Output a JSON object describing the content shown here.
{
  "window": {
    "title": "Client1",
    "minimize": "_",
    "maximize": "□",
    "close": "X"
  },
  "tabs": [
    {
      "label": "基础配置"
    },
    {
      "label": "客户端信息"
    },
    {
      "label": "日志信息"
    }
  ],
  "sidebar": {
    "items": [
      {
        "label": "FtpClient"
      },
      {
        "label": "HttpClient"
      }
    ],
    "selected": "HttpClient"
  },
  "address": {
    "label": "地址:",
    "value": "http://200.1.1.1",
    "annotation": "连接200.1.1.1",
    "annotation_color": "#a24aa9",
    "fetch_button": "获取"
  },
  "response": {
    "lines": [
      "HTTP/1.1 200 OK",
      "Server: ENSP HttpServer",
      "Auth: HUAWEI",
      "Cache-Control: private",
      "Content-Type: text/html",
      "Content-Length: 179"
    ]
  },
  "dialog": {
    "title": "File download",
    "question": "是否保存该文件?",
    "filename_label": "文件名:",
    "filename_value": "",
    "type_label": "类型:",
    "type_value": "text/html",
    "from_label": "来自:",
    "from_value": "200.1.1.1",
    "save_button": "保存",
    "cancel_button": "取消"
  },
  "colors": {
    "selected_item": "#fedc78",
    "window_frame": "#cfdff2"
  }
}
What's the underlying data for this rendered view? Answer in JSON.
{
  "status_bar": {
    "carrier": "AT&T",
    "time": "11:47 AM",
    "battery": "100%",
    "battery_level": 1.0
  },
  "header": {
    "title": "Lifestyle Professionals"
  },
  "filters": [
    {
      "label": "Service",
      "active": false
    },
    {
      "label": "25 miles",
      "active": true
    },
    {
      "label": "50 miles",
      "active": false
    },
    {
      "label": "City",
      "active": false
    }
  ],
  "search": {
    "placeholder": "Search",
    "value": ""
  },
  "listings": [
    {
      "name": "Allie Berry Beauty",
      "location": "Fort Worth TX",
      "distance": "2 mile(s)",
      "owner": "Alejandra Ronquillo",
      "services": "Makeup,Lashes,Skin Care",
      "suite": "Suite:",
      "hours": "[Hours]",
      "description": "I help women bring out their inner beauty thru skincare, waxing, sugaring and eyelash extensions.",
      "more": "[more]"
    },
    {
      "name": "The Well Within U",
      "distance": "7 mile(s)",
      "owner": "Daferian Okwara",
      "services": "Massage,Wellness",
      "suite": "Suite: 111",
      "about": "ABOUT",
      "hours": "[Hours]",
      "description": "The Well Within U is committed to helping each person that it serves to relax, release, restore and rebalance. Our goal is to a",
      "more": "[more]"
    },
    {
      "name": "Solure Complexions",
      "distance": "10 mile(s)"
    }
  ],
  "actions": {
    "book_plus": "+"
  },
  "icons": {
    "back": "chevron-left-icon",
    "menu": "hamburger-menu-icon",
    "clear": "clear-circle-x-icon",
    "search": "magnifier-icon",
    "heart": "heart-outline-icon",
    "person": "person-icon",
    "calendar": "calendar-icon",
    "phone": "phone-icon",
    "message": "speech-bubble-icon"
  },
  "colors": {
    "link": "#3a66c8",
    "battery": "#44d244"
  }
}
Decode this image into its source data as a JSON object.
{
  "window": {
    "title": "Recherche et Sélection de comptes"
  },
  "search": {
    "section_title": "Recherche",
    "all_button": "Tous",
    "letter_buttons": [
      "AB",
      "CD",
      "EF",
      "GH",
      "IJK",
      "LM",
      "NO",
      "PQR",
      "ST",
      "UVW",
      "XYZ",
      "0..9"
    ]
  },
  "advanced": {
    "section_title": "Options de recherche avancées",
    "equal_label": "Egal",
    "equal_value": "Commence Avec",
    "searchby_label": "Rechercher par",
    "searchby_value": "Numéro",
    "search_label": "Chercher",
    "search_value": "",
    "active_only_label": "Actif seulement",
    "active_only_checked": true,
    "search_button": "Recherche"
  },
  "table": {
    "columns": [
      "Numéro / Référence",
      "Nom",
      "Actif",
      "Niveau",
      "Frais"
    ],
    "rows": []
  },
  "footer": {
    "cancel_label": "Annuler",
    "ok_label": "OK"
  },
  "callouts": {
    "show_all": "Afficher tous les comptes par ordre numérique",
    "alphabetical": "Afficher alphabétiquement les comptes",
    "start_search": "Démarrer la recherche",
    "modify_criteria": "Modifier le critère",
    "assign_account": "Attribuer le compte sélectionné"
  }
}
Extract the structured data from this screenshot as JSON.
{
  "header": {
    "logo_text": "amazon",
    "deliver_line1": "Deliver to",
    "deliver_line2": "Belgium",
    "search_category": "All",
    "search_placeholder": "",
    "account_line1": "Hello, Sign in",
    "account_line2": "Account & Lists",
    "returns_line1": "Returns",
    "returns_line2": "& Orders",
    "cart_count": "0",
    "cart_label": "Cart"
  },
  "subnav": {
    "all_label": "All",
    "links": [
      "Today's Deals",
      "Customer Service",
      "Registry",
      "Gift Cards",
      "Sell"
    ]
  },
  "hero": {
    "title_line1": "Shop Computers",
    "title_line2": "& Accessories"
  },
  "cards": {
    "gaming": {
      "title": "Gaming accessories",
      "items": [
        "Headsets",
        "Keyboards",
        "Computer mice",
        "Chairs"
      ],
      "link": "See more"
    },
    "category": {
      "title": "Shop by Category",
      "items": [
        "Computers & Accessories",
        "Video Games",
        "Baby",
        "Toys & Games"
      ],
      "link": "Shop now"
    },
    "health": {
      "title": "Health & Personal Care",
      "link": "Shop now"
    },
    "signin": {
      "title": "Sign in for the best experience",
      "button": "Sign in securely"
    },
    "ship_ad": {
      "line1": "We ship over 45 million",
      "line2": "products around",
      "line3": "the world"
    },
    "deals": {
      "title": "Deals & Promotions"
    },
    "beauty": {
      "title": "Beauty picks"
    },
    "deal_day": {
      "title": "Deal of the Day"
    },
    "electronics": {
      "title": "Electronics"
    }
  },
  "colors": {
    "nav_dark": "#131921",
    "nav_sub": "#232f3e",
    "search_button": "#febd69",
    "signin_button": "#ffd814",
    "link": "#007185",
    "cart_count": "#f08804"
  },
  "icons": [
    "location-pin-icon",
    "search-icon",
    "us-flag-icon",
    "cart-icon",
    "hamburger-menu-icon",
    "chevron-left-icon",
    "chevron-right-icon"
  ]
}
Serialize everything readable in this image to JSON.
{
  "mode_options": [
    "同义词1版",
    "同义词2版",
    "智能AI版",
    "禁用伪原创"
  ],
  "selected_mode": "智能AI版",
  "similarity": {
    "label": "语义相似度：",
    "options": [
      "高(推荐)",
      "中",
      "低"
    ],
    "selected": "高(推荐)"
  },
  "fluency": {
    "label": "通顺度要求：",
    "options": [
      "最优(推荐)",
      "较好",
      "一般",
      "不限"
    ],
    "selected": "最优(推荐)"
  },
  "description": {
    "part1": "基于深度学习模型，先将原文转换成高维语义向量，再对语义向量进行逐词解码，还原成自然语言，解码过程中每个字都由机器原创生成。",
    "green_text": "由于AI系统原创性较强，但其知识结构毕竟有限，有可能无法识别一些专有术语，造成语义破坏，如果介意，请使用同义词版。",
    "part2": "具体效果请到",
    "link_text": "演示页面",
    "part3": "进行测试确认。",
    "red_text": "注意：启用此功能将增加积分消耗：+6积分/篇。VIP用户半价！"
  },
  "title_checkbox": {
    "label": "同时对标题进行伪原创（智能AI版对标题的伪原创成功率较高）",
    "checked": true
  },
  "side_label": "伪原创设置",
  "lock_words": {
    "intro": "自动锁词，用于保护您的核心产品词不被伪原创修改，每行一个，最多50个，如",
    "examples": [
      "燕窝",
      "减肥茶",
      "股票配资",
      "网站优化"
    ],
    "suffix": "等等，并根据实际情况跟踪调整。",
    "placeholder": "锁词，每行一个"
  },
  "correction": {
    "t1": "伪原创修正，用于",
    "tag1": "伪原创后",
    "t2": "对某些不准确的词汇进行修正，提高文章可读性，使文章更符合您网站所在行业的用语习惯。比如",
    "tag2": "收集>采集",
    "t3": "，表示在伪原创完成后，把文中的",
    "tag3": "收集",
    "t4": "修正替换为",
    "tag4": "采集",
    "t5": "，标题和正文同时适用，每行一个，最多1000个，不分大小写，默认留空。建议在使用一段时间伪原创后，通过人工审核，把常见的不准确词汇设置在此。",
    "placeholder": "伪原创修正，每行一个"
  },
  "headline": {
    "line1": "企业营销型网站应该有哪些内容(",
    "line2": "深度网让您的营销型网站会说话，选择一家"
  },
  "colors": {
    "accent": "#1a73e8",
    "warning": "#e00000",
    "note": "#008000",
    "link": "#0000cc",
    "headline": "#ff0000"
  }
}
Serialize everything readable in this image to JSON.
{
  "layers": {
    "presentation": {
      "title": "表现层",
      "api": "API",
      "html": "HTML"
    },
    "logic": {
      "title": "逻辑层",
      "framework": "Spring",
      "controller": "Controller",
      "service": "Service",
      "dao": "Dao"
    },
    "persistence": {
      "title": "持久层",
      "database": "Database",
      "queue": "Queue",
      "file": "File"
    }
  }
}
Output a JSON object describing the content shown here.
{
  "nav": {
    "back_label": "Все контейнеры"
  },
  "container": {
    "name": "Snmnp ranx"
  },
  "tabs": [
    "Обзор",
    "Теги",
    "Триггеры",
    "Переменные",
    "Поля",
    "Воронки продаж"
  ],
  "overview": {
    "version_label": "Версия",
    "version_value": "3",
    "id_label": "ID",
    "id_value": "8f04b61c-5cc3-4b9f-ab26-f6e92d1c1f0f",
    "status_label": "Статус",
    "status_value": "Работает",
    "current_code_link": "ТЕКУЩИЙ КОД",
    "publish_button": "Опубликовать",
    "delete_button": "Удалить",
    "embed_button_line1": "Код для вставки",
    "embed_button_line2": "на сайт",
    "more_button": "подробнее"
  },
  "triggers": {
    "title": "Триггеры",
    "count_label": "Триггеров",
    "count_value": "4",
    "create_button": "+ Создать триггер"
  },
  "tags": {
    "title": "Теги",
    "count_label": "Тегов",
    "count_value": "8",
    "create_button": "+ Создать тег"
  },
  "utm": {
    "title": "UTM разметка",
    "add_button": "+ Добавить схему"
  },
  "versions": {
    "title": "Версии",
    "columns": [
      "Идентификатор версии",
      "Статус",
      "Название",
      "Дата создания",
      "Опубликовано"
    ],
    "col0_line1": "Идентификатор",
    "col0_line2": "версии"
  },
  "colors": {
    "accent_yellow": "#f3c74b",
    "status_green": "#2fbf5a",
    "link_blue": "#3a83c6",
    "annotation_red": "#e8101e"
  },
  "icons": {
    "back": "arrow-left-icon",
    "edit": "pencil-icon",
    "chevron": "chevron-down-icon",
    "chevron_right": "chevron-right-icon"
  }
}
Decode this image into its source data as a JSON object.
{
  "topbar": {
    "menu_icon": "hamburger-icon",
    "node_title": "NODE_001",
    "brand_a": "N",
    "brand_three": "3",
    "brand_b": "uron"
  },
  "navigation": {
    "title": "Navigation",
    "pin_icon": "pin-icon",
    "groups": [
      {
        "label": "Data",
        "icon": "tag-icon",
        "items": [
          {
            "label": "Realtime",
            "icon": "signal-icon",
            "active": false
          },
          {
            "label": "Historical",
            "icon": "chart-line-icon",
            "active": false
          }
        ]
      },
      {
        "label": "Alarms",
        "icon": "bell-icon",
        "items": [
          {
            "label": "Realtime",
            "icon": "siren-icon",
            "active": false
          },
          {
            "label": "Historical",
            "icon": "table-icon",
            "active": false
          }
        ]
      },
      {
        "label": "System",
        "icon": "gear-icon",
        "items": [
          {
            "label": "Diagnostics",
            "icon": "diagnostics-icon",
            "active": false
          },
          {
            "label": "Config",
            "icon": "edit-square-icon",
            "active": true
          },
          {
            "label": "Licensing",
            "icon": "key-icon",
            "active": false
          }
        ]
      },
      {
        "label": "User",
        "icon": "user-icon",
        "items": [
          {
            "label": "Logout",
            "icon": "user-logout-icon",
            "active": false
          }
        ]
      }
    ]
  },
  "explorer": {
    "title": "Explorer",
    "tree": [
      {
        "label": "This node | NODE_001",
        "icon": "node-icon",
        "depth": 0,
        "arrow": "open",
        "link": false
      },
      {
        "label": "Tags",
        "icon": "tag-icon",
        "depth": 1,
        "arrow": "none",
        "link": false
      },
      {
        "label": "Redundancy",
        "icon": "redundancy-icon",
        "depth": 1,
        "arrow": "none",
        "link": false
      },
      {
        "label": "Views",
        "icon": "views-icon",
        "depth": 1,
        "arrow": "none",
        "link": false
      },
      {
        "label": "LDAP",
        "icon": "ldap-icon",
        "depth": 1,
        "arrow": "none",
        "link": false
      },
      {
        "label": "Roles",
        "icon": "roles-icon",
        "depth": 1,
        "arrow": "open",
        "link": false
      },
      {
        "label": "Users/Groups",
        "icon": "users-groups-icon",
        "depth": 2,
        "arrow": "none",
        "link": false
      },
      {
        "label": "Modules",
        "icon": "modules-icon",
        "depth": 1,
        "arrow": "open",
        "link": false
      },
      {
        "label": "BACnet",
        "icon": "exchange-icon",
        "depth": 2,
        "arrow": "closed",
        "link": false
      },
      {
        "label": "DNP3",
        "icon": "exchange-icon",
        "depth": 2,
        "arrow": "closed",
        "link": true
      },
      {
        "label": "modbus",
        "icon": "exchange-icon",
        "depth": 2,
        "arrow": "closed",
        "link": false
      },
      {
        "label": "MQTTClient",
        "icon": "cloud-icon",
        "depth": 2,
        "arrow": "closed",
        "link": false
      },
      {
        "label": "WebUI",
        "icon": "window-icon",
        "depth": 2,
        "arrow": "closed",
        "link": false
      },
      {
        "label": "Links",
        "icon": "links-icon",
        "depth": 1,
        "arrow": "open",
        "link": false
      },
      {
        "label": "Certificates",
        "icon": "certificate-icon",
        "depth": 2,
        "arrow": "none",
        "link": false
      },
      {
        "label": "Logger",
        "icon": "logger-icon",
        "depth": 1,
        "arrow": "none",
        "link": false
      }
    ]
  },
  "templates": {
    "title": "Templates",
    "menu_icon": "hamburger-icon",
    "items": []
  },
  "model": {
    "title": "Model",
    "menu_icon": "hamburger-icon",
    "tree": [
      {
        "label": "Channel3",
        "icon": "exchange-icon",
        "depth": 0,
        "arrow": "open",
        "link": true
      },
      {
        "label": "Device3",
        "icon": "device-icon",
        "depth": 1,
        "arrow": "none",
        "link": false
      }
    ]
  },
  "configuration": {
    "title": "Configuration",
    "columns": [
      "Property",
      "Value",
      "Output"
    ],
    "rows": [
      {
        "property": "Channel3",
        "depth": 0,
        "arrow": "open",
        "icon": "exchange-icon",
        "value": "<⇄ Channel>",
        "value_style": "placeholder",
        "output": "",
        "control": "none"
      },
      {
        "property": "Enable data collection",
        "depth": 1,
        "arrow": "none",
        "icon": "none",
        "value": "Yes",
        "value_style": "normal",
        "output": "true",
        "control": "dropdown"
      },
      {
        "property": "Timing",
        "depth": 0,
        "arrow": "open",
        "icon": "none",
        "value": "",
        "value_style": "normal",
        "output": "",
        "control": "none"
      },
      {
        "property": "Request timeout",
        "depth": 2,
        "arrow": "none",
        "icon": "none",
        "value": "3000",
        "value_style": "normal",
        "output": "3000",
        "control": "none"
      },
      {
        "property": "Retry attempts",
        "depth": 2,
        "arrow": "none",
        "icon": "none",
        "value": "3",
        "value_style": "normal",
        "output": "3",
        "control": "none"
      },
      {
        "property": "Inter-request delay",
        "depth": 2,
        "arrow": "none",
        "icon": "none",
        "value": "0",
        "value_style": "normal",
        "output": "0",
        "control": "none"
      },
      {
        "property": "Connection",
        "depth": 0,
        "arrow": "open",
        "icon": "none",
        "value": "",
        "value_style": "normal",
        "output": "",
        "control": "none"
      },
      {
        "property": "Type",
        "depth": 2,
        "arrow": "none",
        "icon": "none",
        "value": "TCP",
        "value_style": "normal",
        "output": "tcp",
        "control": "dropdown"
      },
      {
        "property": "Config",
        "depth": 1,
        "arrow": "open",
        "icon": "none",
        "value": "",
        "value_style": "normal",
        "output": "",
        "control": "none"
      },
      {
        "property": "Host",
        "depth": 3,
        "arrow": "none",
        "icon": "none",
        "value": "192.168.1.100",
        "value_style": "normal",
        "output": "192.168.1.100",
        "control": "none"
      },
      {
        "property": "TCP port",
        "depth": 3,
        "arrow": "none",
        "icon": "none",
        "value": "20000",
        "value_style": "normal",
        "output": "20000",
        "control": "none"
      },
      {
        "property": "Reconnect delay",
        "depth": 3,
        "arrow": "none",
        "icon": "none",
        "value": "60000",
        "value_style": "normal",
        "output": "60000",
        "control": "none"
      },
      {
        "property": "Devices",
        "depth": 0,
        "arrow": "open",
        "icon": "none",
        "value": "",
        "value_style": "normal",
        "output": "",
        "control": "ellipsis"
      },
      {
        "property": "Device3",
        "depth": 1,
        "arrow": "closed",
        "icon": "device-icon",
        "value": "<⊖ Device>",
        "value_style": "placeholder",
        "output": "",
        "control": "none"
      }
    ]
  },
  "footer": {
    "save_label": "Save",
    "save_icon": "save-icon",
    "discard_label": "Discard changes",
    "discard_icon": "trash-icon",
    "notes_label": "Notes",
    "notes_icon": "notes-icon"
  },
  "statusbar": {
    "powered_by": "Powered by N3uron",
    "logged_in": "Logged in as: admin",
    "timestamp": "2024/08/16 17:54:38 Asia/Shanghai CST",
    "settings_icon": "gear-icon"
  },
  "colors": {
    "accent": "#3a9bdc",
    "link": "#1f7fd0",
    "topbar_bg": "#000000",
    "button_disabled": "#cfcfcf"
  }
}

What the exercise asks
Your answer should be one number: how many lines of the listing include the word "chevron".

The answer
5